»»
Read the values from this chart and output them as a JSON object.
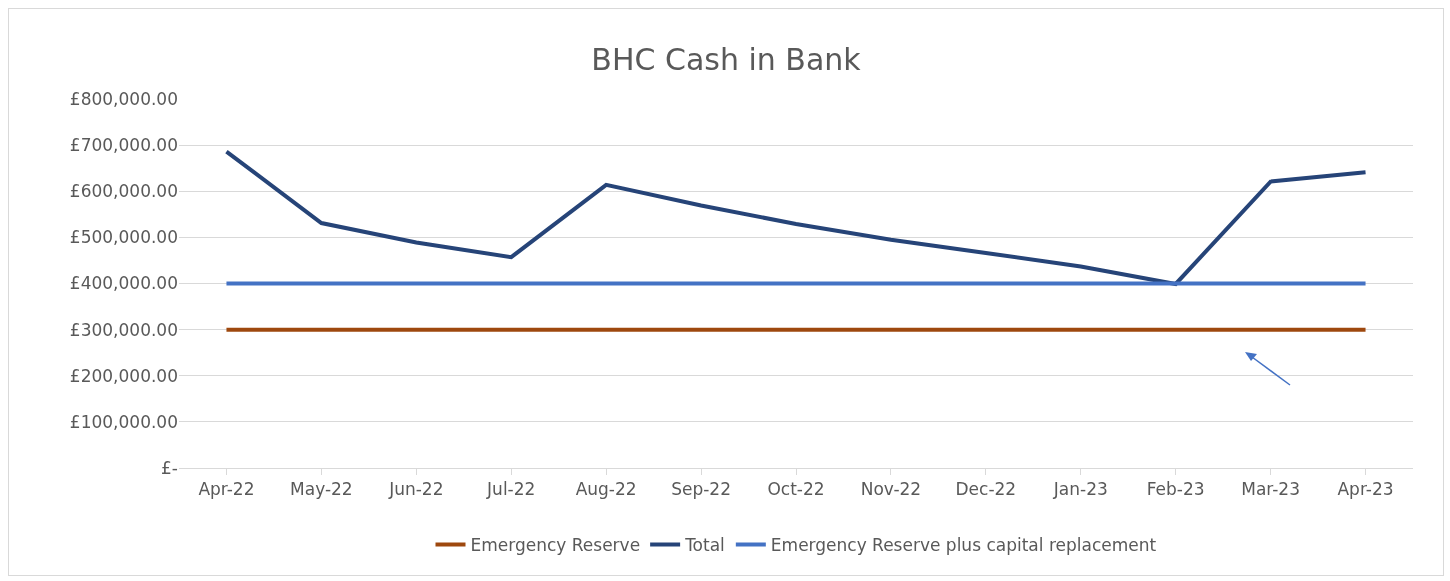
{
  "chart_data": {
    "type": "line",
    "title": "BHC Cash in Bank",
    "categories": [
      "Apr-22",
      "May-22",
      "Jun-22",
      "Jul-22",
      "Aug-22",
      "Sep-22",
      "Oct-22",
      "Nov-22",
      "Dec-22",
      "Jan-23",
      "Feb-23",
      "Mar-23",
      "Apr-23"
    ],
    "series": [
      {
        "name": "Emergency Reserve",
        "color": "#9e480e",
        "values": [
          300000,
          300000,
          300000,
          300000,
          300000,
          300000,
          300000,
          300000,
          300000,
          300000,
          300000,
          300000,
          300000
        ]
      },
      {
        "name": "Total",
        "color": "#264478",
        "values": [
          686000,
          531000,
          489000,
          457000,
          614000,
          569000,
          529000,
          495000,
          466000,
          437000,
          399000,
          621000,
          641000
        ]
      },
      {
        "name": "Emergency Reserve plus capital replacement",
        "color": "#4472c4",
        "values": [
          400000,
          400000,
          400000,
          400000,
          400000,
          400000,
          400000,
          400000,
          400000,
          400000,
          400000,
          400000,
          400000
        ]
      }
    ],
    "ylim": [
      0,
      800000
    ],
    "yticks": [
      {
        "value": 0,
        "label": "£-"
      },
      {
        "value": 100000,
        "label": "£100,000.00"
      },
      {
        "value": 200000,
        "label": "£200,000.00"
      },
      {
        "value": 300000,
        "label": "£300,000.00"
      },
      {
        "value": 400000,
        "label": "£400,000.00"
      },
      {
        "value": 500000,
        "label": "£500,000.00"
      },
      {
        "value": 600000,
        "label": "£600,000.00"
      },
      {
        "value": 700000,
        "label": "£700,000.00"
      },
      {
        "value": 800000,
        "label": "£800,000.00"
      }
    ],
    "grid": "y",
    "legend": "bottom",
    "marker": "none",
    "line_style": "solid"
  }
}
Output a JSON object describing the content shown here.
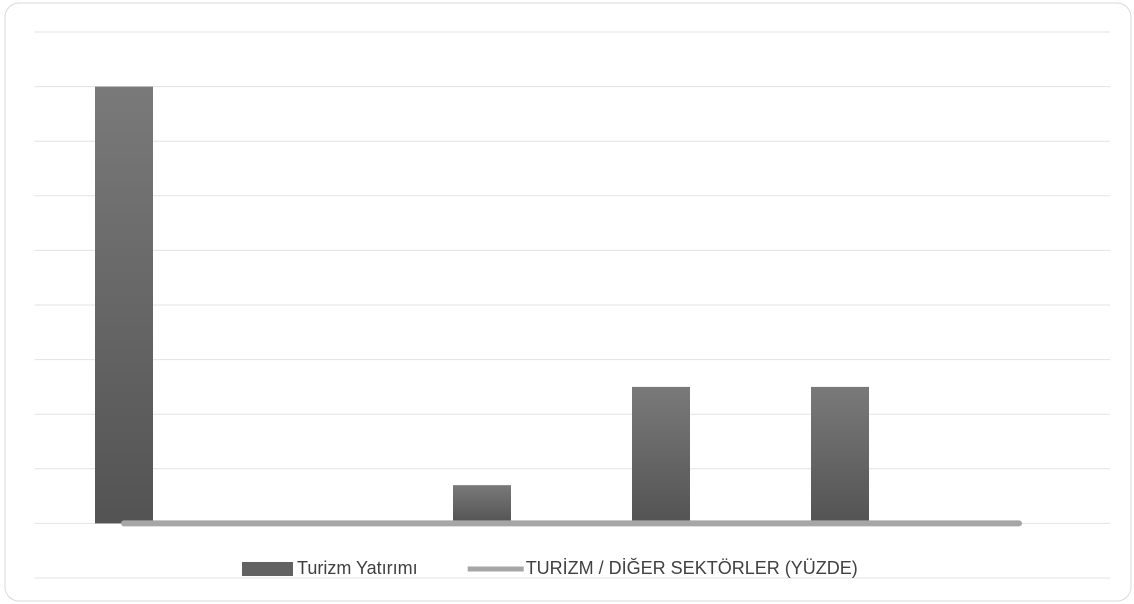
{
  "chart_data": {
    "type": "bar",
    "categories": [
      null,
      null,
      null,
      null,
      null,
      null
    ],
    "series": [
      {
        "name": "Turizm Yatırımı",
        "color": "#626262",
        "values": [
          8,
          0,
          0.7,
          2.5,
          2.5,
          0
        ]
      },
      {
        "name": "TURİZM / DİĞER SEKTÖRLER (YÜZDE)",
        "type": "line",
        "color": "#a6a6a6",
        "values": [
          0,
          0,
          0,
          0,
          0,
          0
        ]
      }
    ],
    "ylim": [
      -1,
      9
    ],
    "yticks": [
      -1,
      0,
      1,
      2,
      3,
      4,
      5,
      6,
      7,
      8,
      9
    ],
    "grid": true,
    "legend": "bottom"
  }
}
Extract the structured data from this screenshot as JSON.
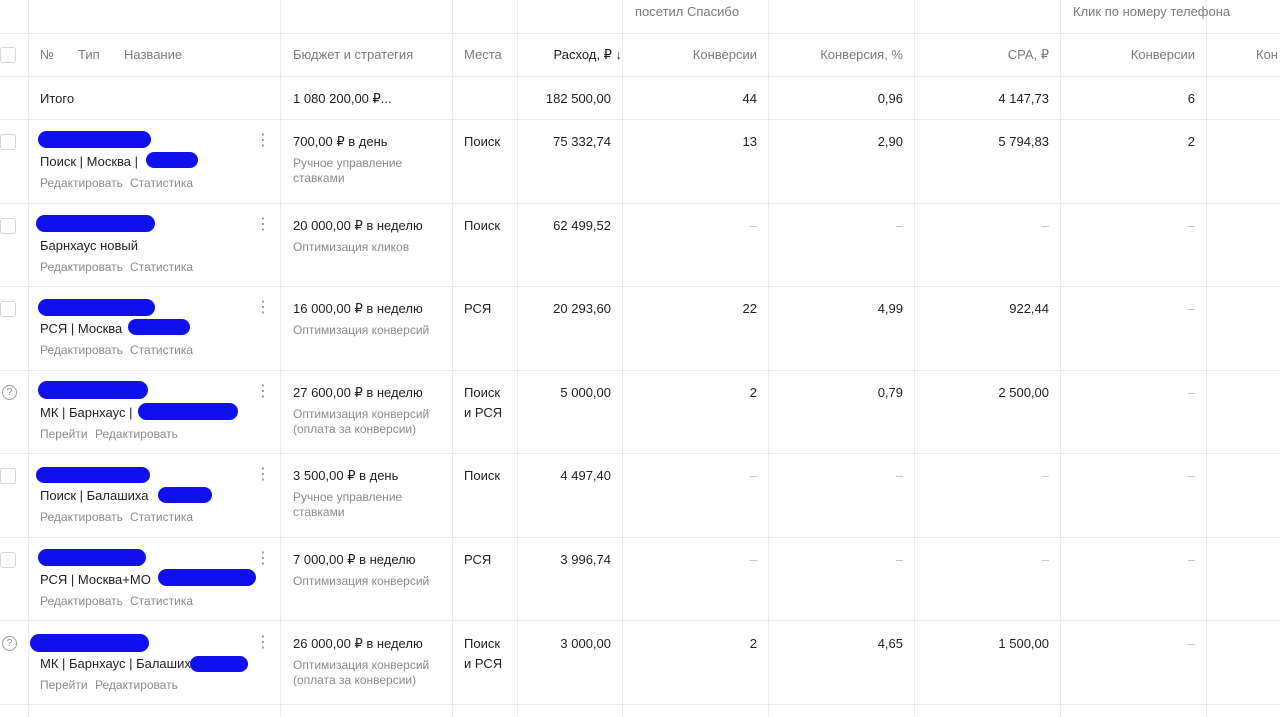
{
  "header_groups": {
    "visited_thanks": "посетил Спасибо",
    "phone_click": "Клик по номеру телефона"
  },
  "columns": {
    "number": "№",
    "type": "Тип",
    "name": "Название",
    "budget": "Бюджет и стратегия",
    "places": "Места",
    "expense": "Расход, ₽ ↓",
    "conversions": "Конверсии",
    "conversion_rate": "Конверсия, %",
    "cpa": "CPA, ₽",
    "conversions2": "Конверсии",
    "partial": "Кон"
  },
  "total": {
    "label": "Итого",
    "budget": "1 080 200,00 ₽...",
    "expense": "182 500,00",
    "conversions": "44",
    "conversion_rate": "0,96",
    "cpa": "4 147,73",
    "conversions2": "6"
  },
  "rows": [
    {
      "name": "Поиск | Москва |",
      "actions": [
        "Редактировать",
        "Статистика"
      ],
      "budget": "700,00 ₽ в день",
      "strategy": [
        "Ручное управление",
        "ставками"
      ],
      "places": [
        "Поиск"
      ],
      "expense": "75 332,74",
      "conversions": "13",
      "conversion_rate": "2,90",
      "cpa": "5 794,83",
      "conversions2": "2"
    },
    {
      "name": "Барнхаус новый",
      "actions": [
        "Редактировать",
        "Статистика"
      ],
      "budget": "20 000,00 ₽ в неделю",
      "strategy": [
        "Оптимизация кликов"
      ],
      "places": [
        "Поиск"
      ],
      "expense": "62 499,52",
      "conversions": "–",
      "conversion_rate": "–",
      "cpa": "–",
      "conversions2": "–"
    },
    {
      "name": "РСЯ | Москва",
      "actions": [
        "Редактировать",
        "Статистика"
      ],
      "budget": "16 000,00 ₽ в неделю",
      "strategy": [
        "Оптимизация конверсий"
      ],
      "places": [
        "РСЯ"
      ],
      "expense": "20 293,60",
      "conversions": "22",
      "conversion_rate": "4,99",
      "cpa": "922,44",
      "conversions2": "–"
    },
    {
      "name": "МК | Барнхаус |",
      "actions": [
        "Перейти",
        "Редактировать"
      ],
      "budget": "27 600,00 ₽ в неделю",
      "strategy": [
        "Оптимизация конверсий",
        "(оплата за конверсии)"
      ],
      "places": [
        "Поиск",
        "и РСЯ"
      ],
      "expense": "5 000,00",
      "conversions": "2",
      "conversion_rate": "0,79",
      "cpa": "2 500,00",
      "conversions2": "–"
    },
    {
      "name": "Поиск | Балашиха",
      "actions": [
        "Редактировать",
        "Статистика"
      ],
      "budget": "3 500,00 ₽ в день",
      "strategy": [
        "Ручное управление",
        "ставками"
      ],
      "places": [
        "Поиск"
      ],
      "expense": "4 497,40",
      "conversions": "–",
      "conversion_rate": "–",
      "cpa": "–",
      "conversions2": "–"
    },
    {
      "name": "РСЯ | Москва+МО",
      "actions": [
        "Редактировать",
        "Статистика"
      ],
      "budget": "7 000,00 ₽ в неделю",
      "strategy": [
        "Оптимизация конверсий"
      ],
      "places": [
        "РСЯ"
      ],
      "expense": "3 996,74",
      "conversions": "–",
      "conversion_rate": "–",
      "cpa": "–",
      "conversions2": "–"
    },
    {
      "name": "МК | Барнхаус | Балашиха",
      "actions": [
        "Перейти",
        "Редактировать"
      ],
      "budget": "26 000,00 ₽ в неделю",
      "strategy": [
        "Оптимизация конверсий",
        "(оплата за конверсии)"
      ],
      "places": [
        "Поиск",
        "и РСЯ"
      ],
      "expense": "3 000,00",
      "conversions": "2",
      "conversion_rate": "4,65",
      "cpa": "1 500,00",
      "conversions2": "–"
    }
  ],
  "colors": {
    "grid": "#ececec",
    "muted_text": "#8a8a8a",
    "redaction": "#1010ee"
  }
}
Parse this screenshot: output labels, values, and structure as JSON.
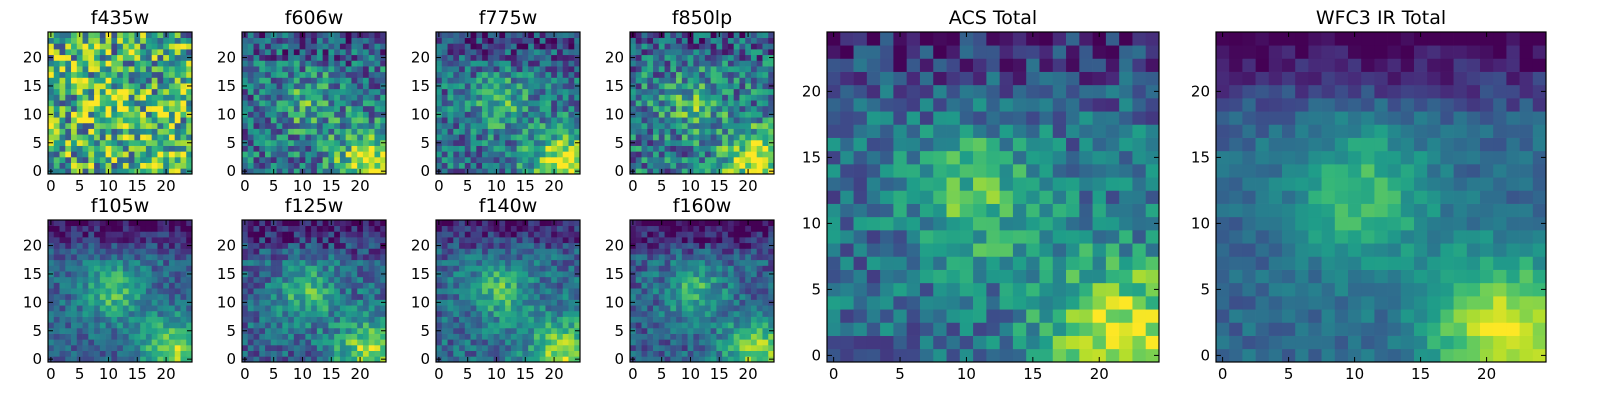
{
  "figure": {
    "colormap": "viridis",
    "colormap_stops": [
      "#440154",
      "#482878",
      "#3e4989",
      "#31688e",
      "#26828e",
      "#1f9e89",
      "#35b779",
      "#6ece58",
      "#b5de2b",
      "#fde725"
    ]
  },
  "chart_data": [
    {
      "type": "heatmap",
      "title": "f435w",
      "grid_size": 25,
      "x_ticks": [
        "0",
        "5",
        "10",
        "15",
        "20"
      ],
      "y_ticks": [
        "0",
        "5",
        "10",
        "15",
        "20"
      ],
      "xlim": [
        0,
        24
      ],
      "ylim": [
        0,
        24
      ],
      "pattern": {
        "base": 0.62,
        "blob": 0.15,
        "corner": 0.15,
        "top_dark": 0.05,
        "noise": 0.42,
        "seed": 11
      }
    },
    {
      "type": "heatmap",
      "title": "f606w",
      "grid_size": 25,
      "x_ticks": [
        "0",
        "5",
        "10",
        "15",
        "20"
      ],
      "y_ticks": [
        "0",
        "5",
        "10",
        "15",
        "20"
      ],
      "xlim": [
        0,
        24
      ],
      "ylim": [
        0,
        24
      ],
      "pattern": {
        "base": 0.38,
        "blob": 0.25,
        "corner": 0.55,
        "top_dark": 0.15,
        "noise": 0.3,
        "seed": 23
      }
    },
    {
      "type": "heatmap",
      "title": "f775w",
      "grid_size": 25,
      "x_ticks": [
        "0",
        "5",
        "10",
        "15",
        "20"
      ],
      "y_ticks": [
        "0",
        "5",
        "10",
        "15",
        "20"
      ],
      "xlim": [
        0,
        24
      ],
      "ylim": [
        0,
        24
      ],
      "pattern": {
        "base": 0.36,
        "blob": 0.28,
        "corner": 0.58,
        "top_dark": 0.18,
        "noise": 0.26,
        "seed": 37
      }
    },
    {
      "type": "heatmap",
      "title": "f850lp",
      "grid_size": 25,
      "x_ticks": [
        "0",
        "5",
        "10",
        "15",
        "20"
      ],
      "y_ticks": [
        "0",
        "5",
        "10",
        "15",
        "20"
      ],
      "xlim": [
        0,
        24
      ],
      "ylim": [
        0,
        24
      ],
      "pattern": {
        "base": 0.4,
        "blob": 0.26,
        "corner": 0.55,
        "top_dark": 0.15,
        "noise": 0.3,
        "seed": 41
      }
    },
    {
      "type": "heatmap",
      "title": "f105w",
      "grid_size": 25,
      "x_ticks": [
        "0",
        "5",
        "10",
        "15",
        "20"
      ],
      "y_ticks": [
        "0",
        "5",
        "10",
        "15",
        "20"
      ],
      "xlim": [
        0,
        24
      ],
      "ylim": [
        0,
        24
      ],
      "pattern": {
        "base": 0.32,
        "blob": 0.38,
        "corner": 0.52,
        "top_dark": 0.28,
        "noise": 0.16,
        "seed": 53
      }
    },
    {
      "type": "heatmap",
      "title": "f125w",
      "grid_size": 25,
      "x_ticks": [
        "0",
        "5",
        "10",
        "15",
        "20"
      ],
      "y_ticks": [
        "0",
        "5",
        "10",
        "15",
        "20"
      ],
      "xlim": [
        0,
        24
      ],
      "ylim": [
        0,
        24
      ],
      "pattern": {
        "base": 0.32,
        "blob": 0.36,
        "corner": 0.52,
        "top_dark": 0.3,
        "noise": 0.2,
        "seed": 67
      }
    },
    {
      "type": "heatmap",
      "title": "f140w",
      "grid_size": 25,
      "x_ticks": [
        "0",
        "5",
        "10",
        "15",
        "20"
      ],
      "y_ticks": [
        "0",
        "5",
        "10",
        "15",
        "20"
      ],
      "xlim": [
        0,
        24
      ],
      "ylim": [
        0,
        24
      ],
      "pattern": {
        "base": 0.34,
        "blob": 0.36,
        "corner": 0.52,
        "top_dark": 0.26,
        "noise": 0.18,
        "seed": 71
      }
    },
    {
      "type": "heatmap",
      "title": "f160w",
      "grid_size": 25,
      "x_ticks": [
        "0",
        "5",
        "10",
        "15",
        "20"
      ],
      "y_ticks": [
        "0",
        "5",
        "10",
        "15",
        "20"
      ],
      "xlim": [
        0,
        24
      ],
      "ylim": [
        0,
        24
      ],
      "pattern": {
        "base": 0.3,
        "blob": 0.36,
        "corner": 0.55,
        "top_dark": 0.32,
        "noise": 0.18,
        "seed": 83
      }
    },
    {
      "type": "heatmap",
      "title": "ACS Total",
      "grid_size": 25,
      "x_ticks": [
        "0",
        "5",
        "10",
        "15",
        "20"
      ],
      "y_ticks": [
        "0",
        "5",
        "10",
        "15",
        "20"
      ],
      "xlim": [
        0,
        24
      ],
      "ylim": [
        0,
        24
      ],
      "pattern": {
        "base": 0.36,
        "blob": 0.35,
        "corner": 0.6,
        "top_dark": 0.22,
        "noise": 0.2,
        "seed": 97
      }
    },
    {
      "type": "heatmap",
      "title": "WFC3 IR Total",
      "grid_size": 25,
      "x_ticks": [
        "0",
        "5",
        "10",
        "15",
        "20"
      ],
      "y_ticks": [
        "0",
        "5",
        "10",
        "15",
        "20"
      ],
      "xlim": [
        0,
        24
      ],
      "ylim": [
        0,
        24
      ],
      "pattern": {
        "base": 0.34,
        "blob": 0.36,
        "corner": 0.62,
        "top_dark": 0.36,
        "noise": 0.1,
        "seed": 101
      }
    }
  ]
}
««
■ What to do ■
Pick out all lines containing the string "Reserve".

■ Task solution ■
        "name": "Emergency Reserve",
        "name": "Emergency Reserve plus capital replacement",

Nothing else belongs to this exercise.